[Excerpt from a dataset]
────────────────────
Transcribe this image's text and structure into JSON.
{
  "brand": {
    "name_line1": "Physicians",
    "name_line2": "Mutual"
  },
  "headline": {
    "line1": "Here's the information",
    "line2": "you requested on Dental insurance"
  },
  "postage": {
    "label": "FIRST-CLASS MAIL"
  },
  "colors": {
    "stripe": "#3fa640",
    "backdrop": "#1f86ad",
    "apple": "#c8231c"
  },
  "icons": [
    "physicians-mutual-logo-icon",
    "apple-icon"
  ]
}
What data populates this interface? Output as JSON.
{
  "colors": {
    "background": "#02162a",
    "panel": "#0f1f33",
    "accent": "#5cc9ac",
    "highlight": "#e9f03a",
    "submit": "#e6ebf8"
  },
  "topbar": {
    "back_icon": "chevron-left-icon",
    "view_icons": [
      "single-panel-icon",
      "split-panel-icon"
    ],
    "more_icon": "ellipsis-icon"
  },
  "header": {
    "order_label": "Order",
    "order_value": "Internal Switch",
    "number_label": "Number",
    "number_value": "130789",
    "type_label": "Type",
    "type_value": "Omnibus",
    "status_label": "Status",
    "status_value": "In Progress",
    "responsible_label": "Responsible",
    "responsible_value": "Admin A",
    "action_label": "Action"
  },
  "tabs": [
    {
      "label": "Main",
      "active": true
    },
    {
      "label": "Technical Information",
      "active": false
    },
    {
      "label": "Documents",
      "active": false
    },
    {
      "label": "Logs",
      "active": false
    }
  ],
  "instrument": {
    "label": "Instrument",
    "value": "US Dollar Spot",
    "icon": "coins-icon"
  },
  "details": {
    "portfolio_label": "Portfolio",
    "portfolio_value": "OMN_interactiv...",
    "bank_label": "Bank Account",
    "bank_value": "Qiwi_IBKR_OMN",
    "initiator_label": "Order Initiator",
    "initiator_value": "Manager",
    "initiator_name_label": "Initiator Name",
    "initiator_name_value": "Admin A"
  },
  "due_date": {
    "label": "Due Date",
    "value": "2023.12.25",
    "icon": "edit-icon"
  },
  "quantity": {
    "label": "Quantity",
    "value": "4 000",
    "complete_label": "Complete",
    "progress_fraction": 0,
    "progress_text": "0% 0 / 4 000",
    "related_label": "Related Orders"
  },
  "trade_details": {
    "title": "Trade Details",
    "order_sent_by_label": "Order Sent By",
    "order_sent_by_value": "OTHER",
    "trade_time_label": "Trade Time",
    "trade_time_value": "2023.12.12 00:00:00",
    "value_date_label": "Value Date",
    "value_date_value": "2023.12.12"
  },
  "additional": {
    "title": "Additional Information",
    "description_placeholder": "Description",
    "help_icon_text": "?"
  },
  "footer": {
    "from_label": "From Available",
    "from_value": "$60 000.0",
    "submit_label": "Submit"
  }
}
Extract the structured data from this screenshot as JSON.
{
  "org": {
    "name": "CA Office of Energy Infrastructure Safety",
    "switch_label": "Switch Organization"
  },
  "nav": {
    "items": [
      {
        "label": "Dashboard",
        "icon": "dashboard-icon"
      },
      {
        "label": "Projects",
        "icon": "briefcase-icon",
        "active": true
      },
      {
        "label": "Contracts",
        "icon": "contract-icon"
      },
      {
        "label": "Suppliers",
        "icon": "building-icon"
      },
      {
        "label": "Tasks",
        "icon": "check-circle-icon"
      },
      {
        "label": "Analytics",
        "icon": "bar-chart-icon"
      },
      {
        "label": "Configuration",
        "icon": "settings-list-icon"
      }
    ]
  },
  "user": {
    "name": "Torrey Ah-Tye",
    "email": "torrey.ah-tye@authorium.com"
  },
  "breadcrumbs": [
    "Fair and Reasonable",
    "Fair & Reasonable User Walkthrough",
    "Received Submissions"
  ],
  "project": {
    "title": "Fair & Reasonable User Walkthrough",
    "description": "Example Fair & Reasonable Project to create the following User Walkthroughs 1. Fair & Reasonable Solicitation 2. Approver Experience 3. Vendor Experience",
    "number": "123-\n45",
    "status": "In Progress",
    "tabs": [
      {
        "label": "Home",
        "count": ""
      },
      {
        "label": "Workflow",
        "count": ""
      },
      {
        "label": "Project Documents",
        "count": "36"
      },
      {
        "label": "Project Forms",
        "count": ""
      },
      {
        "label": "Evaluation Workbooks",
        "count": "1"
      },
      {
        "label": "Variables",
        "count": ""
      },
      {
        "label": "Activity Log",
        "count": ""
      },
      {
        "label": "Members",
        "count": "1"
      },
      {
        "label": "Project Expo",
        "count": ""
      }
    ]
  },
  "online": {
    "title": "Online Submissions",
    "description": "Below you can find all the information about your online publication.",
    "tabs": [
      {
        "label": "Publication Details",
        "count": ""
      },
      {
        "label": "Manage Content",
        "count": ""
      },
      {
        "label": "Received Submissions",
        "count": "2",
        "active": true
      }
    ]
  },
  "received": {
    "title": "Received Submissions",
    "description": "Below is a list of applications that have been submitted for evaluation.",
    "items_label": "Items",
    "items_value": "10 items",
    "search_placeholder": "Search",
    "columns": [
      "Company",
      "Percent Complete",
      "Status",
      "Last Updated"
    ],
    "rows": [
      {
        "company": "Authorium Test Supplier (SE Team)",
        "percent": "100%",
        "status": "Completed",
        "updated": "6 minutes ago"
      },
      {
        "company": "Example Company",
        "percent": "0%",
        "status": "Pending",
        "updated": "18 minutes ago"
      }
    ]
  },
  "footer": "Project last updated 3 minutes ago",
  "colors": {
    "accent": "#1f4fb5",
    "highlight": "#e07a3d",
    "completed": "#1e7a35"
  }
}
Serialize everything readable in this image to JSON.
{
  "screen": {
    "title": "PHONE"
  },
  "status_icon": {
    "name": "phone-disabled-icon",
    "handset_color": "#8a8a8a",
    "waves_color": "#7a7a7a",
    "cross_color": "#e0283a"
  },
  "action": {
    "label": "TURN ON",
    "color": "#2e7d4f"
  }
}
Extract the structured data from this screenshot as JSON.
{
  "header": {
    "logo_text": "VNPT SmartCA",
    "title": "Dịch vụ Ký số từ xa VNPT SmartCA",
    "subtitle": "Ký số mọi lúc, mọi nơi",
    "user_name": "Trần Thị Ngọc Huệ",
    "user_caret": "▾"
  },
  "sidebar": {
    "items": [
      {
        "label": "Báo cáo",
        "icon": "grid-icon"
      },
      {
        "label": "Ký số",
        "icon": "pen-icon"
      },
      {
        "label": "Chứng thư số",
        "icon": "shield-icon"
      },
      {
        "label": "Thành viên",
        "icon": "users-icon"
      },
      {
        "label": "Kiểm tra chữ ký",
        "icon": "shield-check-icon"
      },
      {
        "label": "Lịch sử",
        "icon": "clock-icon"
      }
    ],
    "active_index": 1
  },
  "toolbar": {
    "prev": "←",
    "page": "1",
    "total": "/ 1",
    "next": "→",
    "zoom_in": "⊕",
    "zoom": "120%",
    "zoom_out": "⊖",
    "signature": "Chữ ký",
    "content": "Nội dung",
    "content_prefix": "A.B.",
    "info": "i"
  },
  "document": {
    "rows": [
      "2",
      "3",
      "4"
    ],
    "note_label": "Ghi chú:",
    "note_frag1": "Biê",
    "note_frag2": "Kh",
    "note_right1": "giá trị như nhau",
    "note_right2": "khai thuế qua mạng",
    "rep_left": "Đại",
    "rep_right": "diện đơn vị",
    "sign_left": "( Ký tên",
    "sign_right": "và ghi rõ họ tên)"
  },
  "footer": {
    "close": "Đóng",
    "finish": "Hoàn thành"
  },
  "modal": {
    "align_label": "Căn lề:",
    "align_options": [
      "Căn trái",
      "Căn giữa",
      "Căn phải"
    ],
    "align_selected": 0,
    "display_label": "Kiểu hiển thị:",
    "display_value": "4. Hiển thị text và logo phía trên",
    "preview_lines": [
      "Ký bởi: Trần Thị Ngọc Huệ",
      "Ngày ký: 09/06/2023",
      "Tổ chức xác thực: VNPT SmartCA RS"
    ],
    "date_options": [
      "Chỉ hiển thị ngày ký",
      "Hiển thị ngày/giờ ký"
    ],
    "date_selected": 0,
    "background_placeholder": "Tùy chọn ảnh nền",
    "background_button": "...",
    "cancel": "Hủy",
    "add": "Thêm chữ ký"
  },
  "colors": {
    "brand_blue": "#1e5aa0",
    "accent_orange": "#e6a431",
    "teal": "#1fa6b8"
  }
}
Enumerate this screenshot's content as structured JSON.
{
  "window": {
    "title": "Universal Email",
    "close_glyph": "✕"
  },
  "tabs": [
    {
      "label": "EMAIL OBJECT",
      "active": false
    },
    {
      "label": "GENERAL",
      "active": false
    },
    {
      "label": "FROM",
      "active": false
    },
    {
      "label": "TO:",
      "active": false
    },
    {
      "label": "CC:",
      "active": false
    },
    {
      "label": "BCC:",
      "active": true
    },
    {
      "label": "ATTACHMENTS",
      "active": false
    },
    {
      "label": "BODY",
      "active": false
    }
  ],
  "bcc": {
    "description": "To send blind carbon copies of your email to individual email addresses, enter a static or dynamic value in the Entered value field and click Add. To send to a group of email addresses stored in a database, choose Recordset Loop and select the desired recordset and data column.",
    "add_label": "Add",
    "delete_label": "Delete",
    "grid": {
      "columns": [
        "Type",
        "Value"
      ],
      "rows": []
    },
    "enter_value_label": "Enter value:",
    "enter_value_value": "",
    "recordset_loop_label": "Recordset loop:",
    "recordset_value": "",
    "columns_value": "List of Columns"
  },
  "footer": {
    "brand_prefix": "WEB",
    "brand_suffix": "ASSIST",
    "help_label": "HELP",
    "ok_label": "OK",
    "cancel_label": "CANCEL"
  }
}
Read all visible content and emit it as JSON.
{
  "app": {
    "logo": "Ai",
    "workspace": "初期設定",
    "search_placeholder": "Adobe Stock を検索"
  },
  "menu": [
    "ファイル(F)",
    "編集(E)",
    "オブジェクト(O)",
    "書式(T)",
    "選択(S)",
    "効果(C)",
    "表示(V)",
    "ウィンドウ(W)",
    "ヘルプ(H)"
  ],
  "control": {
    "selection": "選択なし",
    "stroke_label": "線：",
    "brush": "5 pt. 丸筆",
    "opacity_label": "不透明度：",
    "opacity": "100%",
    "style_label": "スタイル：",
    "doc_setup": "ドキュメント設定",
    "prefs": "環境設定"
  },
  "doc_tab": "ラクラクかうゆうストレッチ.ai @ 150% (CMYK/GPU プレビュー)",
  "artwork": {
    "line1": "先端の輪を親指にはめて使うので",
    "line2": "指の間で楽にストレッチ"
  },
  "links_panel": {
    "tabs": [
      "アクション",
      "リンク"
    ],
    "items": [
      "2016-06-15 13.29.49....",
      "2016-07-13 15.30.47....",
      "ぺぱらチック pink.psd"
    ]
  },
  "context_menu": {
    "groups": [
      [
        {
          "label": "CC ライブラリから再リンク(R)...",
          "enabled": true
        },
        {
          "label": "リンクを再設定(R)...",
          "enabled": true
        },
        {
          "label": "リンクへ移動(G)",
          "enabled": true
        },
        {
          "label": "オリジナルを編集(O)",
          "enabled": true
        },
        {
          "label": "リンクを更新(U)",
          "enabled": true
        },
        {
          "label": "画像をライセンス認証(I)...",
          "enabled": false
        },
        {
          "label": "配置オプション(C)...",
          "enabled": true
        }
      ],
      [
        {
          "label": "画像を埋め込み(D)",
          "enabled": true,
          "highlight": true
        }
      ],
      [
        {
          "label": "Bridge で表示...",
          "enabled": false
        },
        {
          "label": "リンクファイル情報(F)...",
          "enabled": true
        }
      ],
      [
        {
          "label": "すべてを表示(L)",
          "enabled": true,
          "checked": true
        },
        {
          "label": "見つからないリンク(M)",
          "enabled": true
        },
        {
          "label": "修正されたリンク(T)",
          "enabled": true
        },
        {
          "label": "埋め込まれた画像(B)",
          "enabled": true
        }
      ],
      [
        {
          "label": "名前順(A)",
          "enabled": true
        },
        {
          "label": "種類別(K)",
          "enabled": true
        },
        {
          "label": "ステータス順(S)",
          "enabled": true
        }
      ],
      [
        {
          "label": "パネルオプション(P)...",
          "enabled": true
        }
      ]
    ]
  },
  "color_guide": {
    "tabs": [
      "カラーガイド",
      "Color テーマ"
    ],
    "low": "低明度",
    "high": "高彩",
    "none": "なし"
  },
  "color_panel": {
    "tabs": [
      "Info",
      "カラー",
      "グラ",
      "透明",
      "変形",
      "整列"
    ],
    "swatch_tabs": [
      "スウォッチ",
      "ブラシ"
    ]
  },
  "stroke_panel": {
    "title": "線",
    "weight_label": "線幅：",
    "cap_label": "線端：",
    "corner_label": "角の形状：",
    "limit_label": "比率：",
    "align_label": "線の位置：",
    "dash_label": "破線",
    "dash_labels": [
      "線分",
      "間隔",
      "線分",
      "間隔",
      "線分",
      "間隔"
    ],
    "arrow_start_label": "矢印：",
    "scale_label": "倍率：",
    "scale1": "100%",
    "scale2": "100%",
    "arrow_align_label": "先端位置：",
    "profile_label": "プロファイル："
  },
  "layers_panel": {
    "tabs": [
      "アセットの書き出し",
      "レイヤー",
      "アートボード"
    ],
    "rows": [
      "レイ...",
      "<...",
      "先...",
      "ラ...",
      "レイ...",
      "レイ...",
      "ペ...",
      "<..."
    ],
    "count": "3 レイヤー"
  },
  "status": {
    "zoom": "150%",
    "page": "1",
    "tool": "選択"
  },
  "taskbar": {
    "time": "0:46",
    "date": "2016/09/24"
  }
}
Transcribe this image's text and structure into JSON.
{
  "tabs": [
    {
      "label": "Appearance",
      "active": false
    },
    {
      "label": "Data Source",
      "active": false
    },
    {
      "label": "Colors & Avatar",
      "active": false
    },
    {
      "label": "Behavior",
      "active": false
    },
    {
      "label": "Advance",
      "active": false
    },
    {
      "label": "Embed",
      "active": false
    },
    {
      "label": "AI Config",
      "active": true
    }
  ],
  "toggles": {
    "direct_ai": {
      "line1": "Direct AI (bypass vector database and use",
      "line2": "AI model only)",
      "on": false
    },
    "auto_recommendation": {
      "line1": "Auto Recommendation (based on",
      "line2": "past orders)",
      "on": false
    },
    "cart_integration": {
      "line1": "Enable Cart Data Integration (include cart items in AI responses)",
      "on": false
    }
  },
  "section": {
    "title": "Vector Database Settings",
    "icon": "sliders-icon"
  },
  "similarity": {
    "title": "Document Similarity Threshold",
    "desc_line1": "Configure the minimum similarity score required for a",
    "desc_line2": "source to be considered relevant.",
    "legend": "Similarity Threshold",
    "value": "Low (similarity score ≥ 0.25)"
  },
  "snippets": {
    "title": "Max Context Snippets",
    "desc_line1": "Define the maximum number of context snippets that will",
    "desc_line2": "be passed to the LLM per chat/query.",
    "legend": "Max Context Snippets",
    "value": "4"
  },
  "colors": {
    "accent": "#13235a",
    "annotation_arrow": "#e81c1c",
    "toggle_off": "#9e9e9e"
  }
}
────────────────────
__Stated task__.
Pull every line containing "Threshold" out of the records.

__Exercise response__.
    "title": "Document Similarity Threshold",
    "legend": "Similarity Threshold",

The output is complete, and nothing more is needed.